(DATA PROVIDED):
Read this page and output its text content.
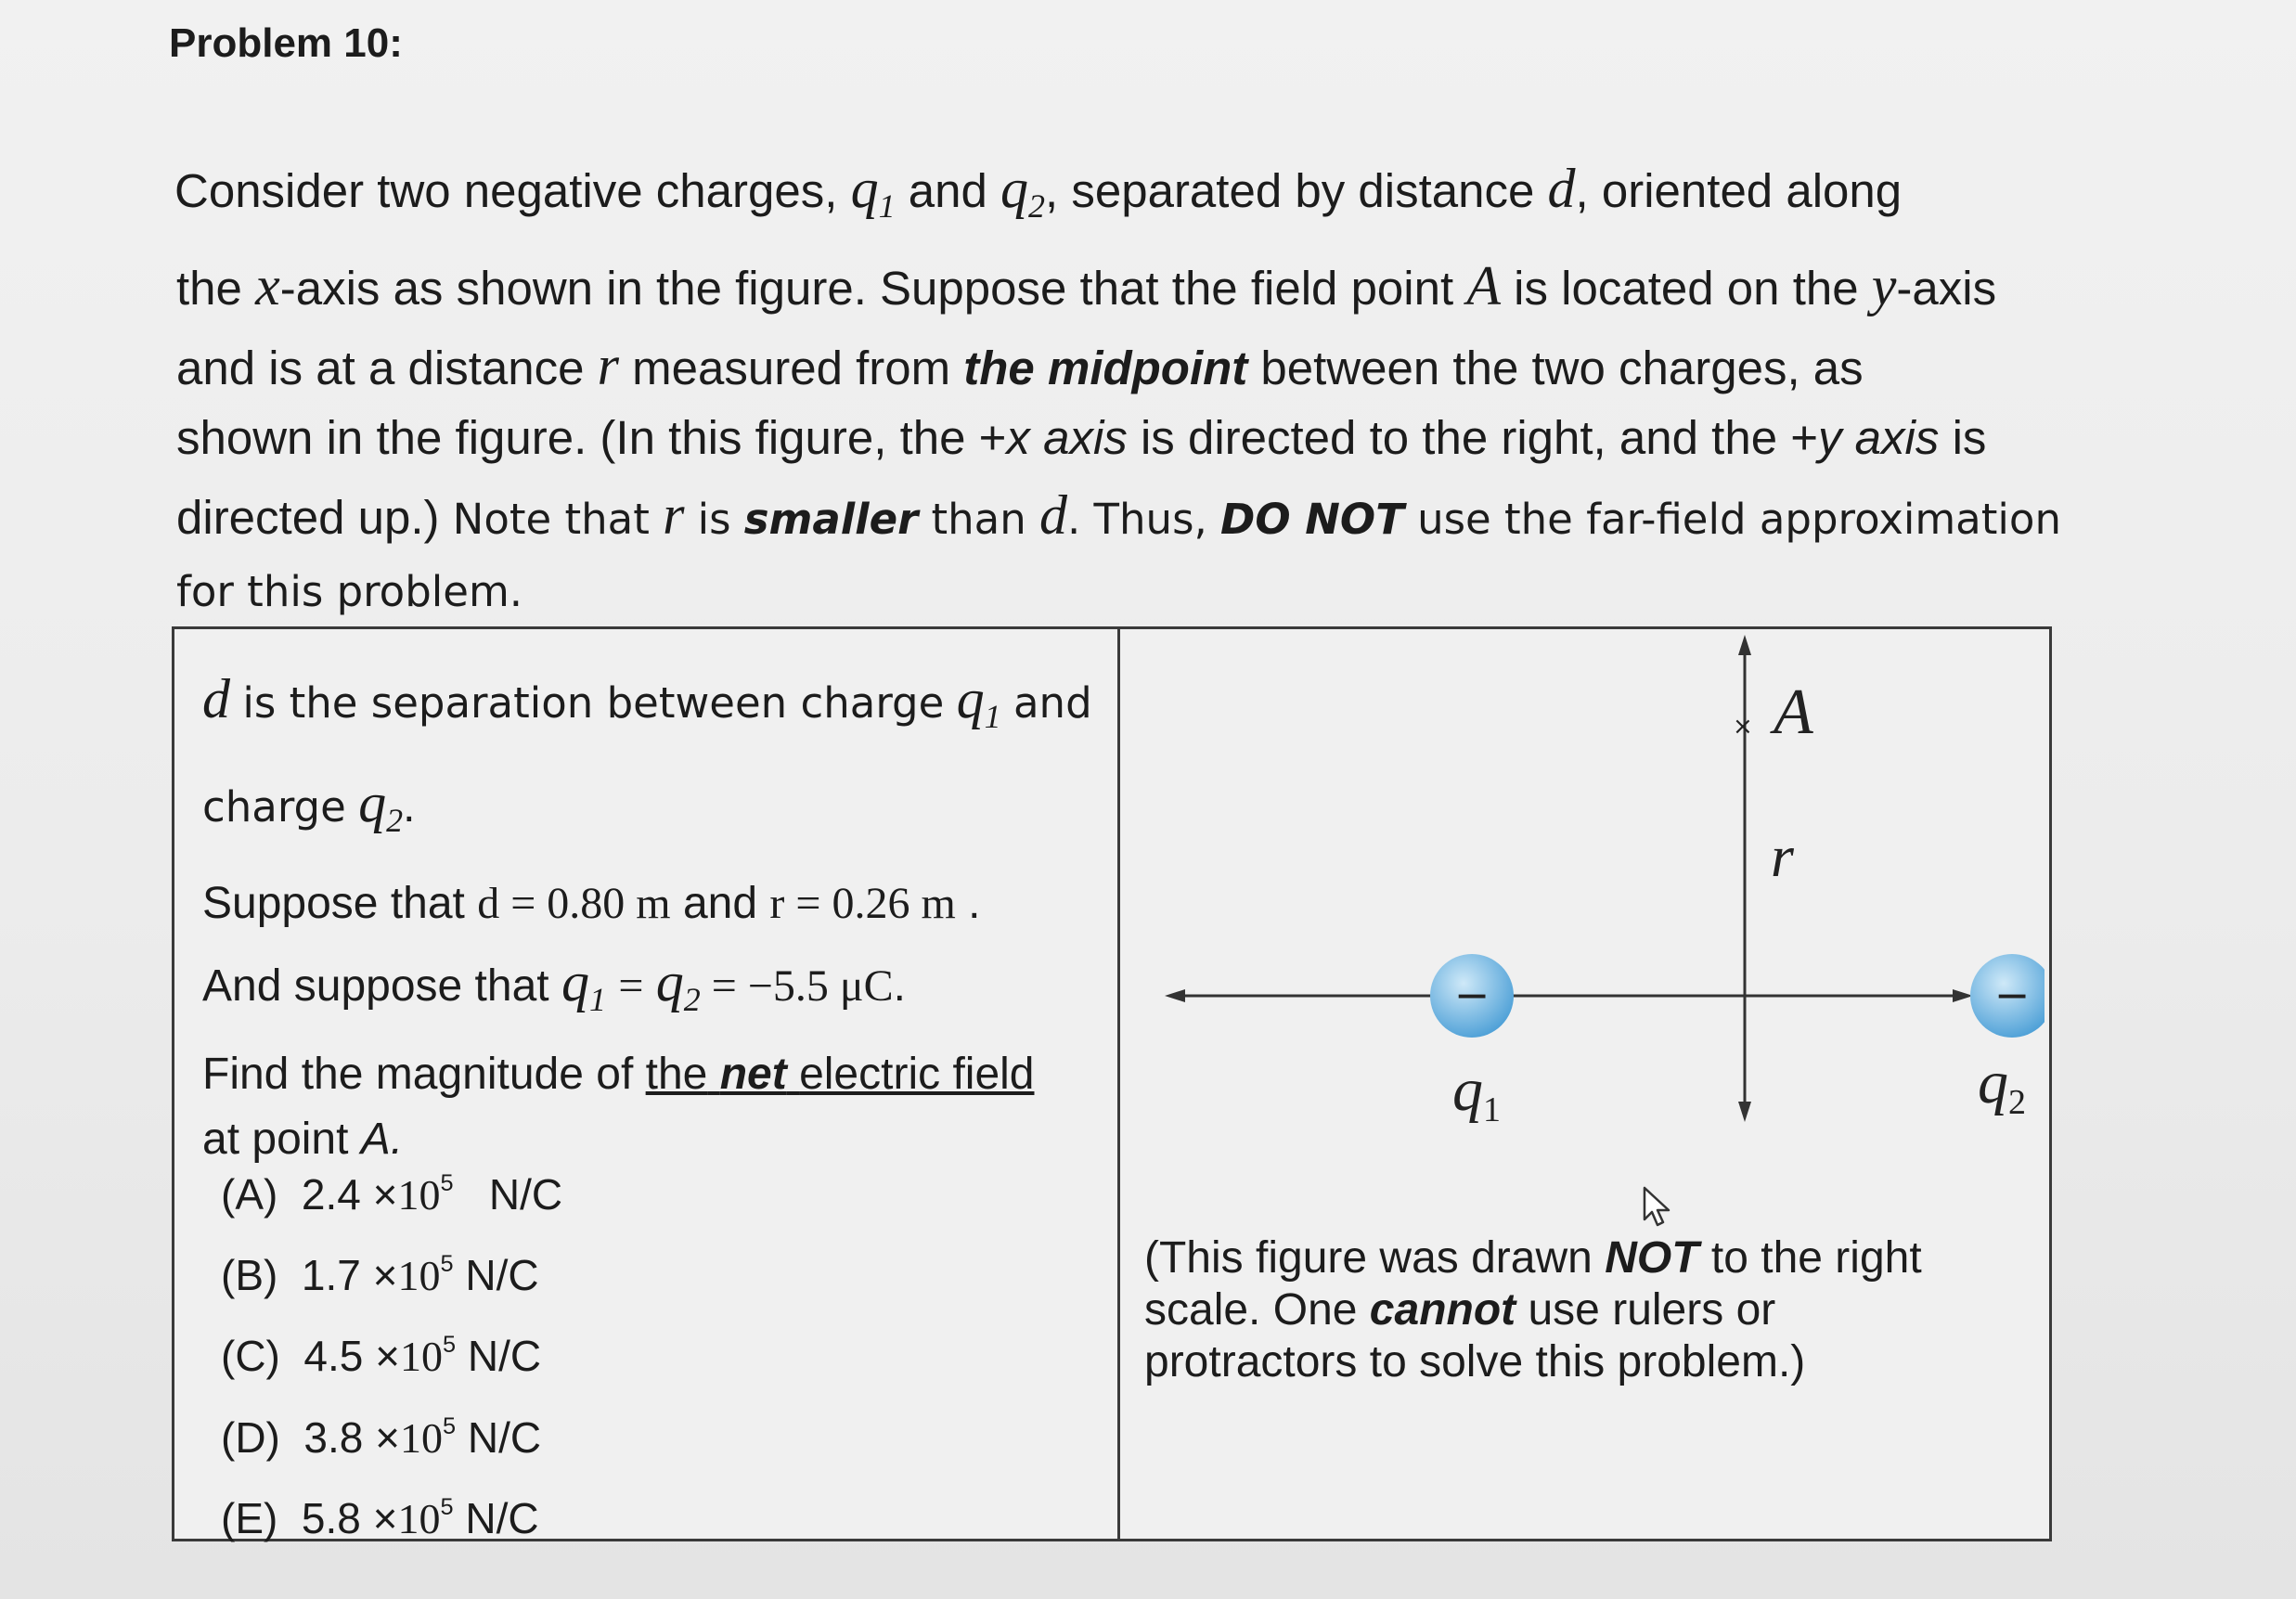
Problem 10:
Consider two negative charges, $q_1$ and $q_2$, separated by distance d, oriented along
the x-axis as shown in the figure. Suppose that the field point A is located on the y-axis
and is at a distance r measured from the midpoint between the two charges, as
shown in the figure. (In this figure, the +x axis is directed to the right, and the +y axis is
directed up.) Note that r is smaller than d. Thus, DO NOT use the far-field approximation
for this problem.
d is the separation between charge $q_1$ and
charge $q_2$.
Suppose that d = 0.80 m and r = 0.26 m .
And suppose that $q_1 = q_2 = -5.5$ μC.
Find the magnitude of the net electric field
at point A.
(A) $2.4 \times 10^5$ N/C
(B) $1.7 \times 10^5$ N/C
(C) $4.5 \times 10^5$ N/C
(D) $3.8 \times 10^5$ N/C
(E) $5.8 \times 10^5$ N/C
× A
r
−	−
q1	q2
(This figure was drawn NOT to the right scale. One cannot use rulers or protractors to solve this problem.)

(PROBLEM STATEMENT): Keep the pictures out of the copy and return the rest of the data above exactly.

(ANSWER TO THIS EXERCISE):
Read this page and output its text content.
Problem 10:
Consider two negative charges, $q_1$ and $q_2$, separated by distance d, oriented along
the x-axis as shown in the figure. Suppose that the field point A is located on the y-axis
and is at a distance r measured from the midpoint between the two charges, as
shown in the figure. (In this figure, the +x axis is directed to the right, and the +y axis is
directed up.) Note that r is smaller than d. Thus, DO NOT use the far-field approximation
for this problem.
d is the separation between charge $q_1$ and
charge $q_2$.
Suppose that d = 0.80 m and r = 0.26 m .
And suppose that $q_1 = q_2 = -5.5$ μC.
Find the magnitude of the net electric field
at point A.
(A) $2.4 \times 10^5$ N/C
(B) $1.7 \times 10^5$ N/C
(C) $4.5 \times 10^5$ N/C
(D) $3.8 \times 10^5$ N/C
(E) $5.8 \times 10^5$ N/C
× A
r
−	−
q1	q2
(This figure was drawn NOT to the right scale. One cannot use rulers or protractors to solve this problem.)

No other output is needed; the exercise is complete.